## TASK STATEMENT:
Work out how many lines in the entries below include the word "icon". Give nothing but the number.

## DATASET ROWS:
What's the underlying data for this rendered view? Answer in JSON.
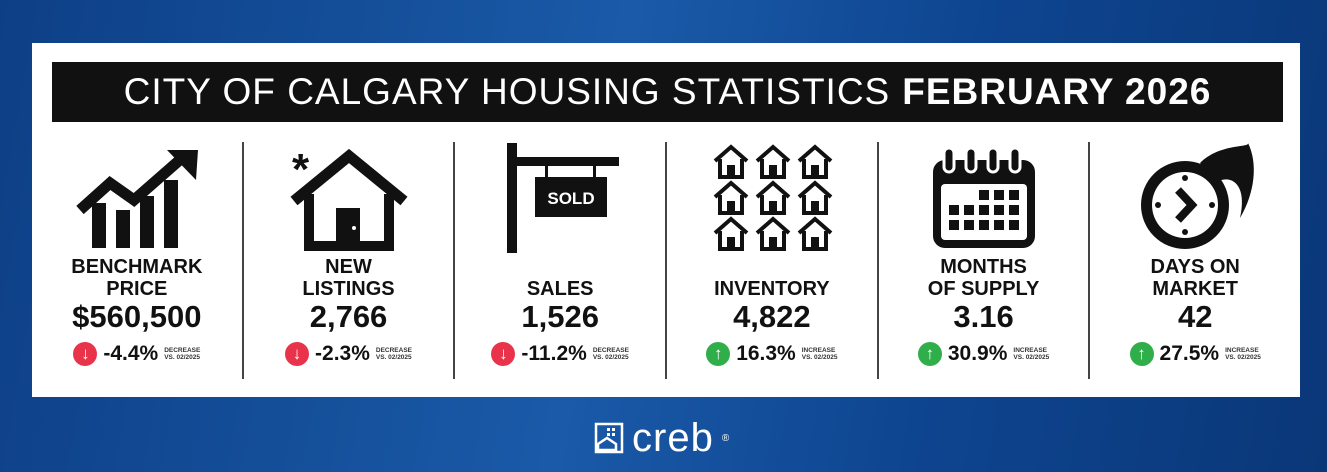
{
  "title": {
    "light": "CITY OF CALGARY HOUSING STATISTICS",
    "bold": "FEBRUARY 2026"
  },
  "colors": {
    "down": "#e8334a",
    "up": "#2fae4a"
  },
  "stats": [
    {
      "icon": "chart-up-icon",
      "label1": "BENCHMARK",
      "label2": "PRICE",
      "value": "$560,500",
      "direction": "down",
      "change": "-4.4%",
      "note1": "DECREASE",
      "note2": "VS. 02/2025"
    },
    {
      "icon": "house-icon",
      "label1": "NEW",
      "label2": "LISTINGS",
      "value": "2,766",
      "direction": "down",
      "change": "-2.3%",
      "note1": "DECREASE",
      "note2": "VS. 02/2025"
    },
    {
      "icon": "sold-sign-icon",
      "label1": "",
      "label2": "SALES",
      "value": "1,526",
      "direction": "down",
      "change": "-11.2%",
      "note1": "DECREASE",
      "note2": "VS. 02/2025",
      "sign": "SOLD"
    },
    {
      "icon": "houses-grid-icon",
      "label1": "",
      "label2": "INVENTORY",
      "value": "4,822",
      "direction": "up",
      "change": "16.3%",
      "note1": "INCREASE",
      "note2": "VS. 02/2025"
    },
    {
      "icon": "calendar-icon",
      "label1": "MONTHS",
      "label2": "OF SUPPLY",
      "value": "3.16",
      "direction": "up",
      "change": "30.9%",
      "note1": "INCREASE",
      "note2": "VS. 02/2025"
    },
    {
      "icon": "clock-fire-icon",
      "label1": "DAYS ON",
      "label2": "MARKET",
      "value": "42",
      "direction": "up",
      "change": "27.5%",
      "note1": "INCREASE",
      "note2": "VS. 02/2025"
    }
  ],
  "logo": {
    "text": "creb",
    "mark": "®"
  }
}
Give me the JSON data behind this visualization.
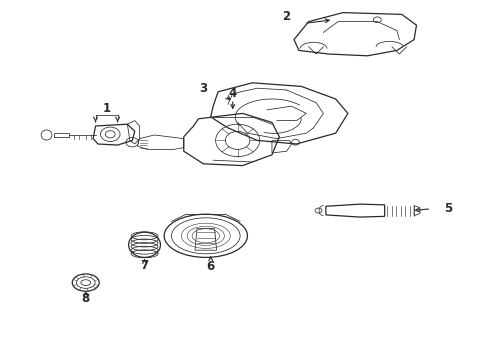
{
  "bg_color": "#ffffff",
  "line_color": "#2a2a2a",
  "fig_width": 4.9,
  "fig_height": 3.6,
  "dpi": 100,
  "label_fontsize": 8.5,
  "arrow_lw": 0.8,
  "parts_lw": 0.9,
  "thin_lw": 0.55,
  "label_positions": {
    "1": [
      0.195,
      0.685,
      0.195,
      0.72
    ],
    "2": [
      0.62,
      0.935,
      0.585,
      0.955
    ],
    "3": [
      0.46,
      0.735,
      0.415,
      0.755
    ],
    "4": [
      0.465,
      0.695,
      0.465,
      0.73
    ],
    "5": [
      0.88,
      0.42,
      0.915,
      0.42
    ],
    "6": [
      0.435,
      0.285,
      0.435,
      0.245
    ],
    "7": [
      0.325,
      0.295,
      0.325,
      0.255
    ],
    "8": [
      0.175,
      0.2,
      0.175,
      0.155
    ]
  }
}
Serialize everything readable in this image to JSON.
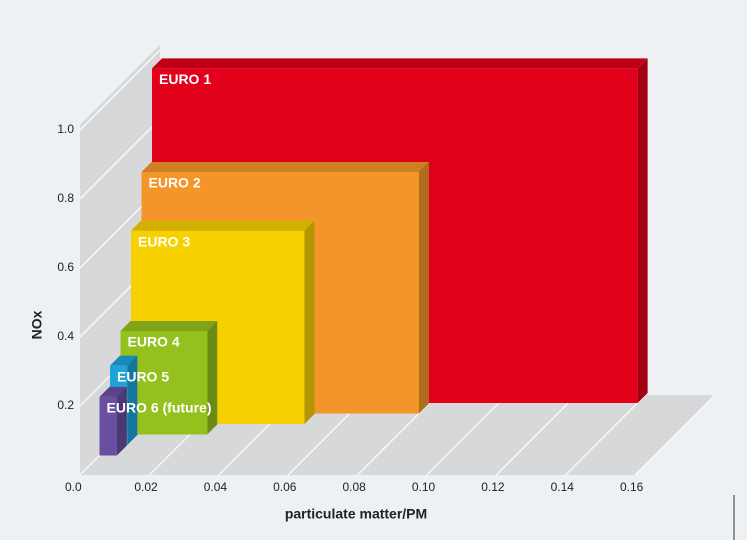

## EXERCISE RESPONSE:
6